* **Challenge**:
Each entry must be given again exactly; images do not belong in the copy.

** begin **

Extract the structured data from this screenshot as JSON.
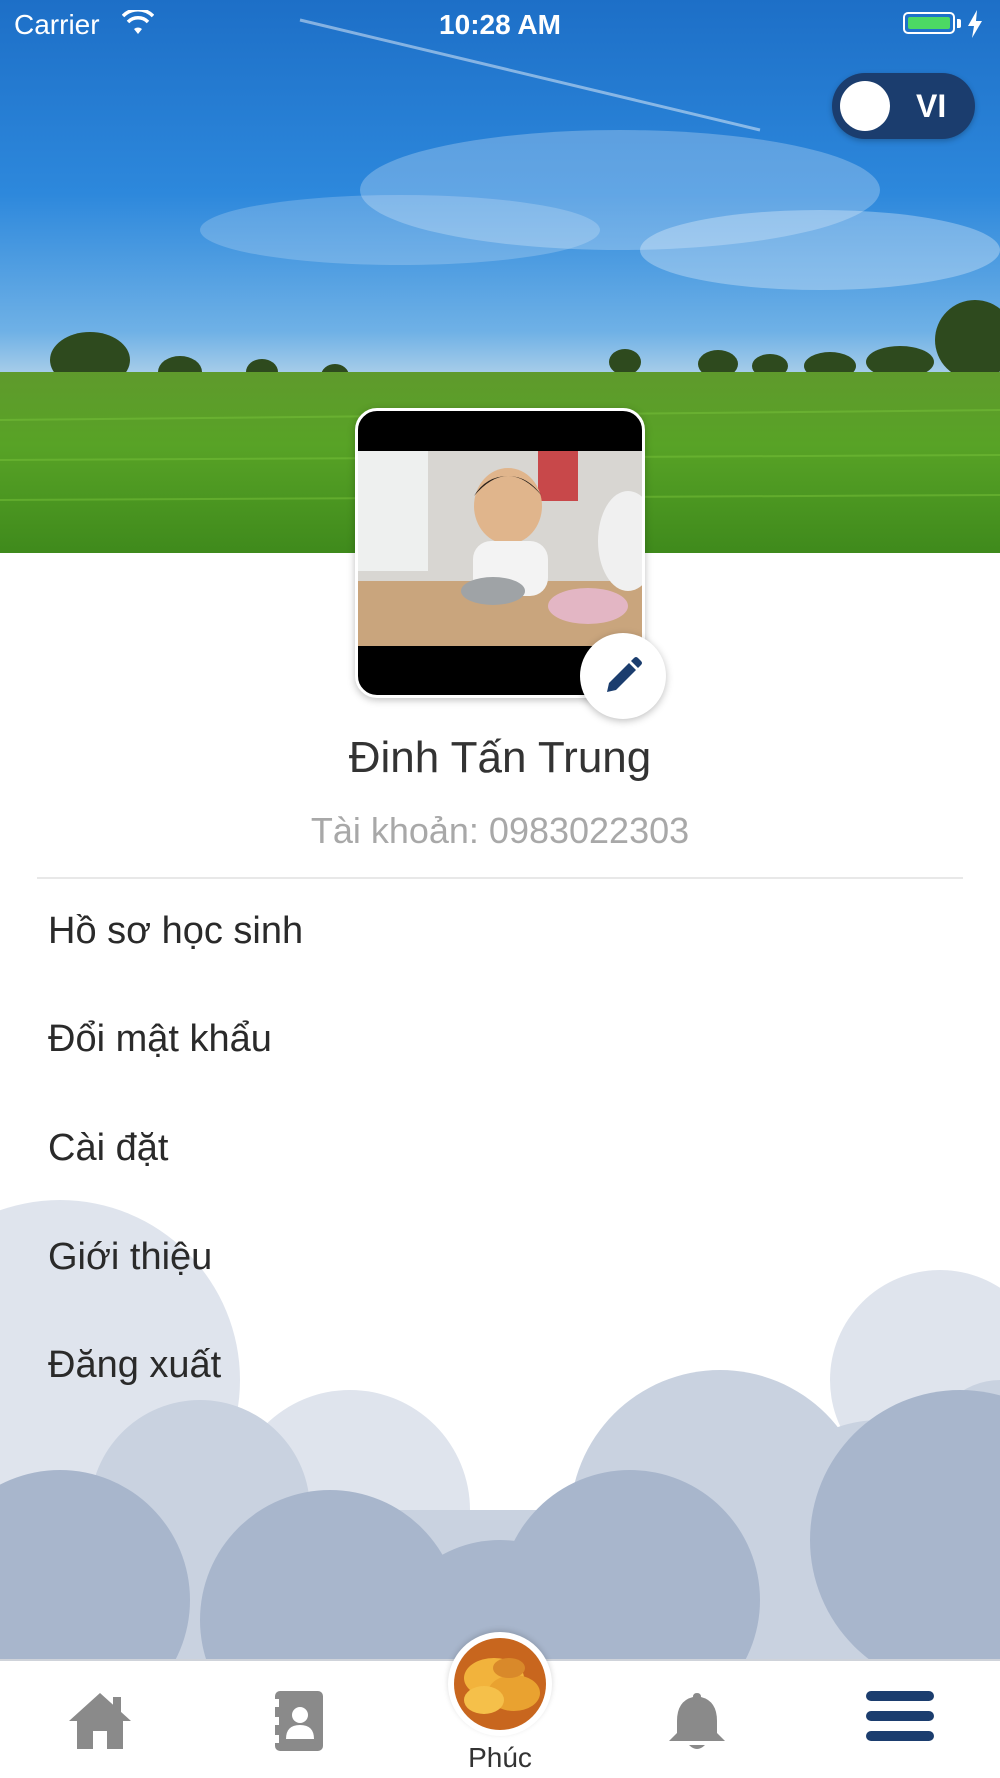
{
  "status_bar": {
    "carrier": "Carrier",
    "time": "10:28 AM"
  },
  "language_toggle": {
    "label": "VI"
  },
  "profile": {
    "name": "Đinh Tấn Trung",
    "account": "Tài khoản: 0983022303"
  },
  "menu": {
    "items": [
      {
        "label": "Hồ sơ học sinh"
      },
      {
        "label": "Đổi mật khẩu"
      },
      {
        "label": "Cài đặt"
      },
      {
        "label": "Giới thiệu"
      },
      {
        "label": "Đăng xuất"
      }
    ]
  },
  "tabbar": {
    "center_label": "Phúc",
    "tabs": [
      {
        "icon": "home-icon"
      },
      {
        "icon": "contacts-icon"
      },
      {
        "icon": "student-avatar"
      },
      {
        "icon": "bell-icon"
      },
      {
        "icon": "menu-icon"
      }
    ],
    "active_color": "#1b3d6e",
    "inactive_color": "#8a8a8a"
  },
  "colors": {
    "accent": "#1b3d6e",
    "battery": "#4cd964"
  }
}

** end **

* **Output for this task**:
Extract the structured data from this screenshot as JSON.
{
  "status_bar": {
    "carrier": "Carrier",
    "time": "10:28 AM"
  },
  "language_toggle": {
    "label": "VI"
  },
  "profile": {
    "name": "Đinh Tấn Trung",
    "account": "Tài khoản: 0983022303"
  },
  "menu": {
    "items": [
      {
        "label": "Hồ sơ học sinh"
      },
      {
        "label": "Đổi mật khẩu"
      },
      {
        "label": "Cài đặt"
      },
      {
        "label": "Giới thiệu"
      },
      {
        "label": "Đăng xuất"
      }
    ]
  },
  "tabbar": {
    "center_label": "Phúc",
    "tabs": [
      {
        "icon": "home-icon"
      },
      {
        "icon": "contacts-icon"
      },
      {
        "icon": "student-avatar"
      },
      {
        "icon": "bell-icon"
      },
      {
        "icon": "menu-icon"
      }
    ],
    "active_color": "#1b3d6e",
    "inactive_color": "#8a8a8a"
  },
  "colors": {
    "accent": "#1b3d6e",
    "battery": "#4cd964"
  }
}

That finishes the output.